# [GOAL]
Repeat all of the data precisely.

# [EXERCISE INPUTS]

━━━━

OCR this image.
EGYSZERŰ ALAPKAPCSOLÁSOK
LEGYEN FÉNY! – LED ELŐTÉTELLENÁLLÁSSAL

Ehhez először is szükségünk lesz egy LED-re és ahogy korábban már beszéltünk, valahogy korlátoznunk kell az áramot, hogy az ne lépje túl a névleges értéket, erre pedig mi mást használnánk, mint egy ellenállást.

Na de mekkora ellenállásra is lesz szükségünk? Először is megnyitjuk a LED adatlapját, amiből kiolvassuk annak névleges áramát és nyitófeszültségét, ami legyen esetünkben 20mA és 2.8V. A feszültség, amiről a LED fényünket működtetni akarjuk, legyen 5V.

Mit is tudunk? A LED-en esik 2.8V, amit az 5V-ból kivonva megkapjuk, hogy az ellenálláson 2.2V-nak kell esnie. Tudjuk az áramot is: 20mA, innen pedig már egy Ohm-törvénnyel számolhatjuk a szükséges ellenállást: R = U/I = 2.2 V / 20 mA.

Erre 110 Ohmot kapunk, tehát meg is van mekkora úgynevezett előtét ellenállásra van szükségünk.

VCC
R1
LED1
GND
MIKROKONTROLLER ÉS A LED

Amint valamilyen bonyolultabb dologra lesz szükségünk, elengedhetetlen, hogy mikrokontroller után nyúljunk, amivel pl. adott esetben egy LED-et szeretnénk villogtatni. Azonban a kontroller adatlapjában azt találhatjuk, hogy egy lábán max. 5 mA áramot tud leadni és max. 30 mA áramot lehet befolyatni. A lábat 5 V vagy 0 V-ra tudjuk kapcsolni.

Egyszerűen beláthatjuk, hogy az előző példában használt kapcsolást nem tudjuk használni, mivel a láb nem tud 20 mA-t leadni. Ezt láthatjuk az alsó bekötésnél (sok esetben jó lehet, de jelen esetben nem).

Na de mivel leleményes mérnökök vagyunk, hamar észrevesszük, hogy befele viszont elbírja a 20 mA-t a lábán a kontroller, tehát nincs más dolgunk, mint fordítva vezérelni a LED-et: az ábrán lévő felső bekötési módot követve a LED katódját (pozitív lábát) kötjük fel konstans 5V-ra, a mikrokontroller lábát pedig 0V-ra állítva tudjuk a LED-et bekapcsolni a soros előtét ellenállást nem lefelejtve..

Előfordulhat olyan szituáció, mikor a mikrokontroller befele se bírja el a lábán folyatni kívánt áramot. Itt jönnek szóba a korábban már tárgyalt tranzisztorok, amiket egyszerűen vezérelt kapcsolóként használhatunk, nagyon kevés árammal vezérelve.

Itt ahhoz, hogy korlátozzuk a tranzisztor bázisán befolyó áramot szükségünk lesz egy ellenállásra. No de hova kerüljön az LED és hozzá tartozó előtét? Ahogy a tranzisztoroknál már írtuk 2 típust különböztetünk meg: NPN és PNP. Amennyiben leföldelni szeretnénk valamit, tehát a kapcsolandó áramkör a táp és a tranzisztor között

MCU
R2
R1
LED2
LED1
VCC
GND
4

━━━━

# [THE ANSWER]
OCR this image.
EGYSZERŰ ALAPKAPCSOLÁSOK
LEGYEN FÉNY! – LED ELŐTÉTELLENÁLLÁSSAL

Ehhez először is szükségünk lesz egy LED-re és ahogy korábban már beszéltünk, valahogy korlátoznunk kell az áramot, hogy az ne lépje túl a névleges értéket, erre pedig mi mást használnánk, mint egy ellenállást.

Na de mekkora ellenállásra is lesz szükségünk? Először is megnyitjuk a LED adatlapját, amiből kiolvassuk annak névleges áramát és nyitófeszültségét, ami legyen esetünkben 20mA és 2.8V. A feszültség, amiről a LED fényünket működtetni akarjuk, legyen 5V.

Mit is tudunk? A LED-en esik 2.8V, amit az 5V-ból kivonva megkapjuk, hogy az ellenálláson 2.2V-nak kell esnie. Tudjuk az áramot is: 20mA, innen pedig már egy Ohm-törvénnyel számolhatjuk a szükséges ellenállást: R = U/I = 2.2 V / 20 mA.

Erre 110 Ohmot kapunk, tehát meg is van mekkora úgynevezett előtét ellenállásra van szükségünk.

VCC
R1
LED1
GND
MIKROKONTROLLER ÉS A LED

Amint valamilyen bonyolultabb dologra lesz szükségünk, elengedhetetlen, hogy mikrokontroller után nyúljunk, amivel pl. adott esetben egy LED-et szeretnénk villogtatni. Azonban a kontroller adatlapjában azt találhatjuk, hogy egy lábán max. 5 mA áramot tud leadni és max. 30 mA áramot lehet befolyatni. A lábat 5 V vagy 0 V-ra tudjuk kapcsolni.

Egyszerűen beláthatjuk, hogy az előző példában használt kapcsolást nem tudjuk használni, mivel a láb nem tud 20 mA-t leadni. Ezt láthatjuk az alsó bekötésnél (sok esetben jó lehet, de jelen esetben nem).

Na de mivel leleményes mérnökök vagyunk, hamar észrevesszük, hogy befele viszont elbírja a 20 mA-t a lábán a kontroller, tehát nincs más dolgunk, mint fordítva vezérelni a LED-et: az ábrán lévő felső bekötési módot követve a LED katódját (pozitív lábát) kötjük fel konstans 5V-ra, a mikrokontroller lábát pedig 0V-ra állítva tudjuk a LED-et bekapcsolni a soros előtét ellenállást nem lefelejtve..

Előfordulhat olyan szituáció, mikor a mikrokontroller befele se bírja el a lábán folyatni kívánt áramot. Itt jönnek szóba a korábban már tárgyalt tranzisztorok, amiket egyszerűen vezérelt kapcsolóként használhatunk, nagyon kevés árammal vezérelve.

Itt ahhoz, hogy korlátozzuk a tranzisztor bázisán befolyó áramot szükségünk lesz egy ellenállásra. No de hova kerüljön az LED és hozzá tartozó előtét? Ahogy a tranzisztoroknál már írtuk 2 típust különböztetünk meg: NPN és PNP. Amennyiben leföldelni szeretnénk valamit, tehát a kapcsolandó áramkör a táp és a tranzisztor között

MCU
R2
R1
LED2
LED1
VCC
GND
4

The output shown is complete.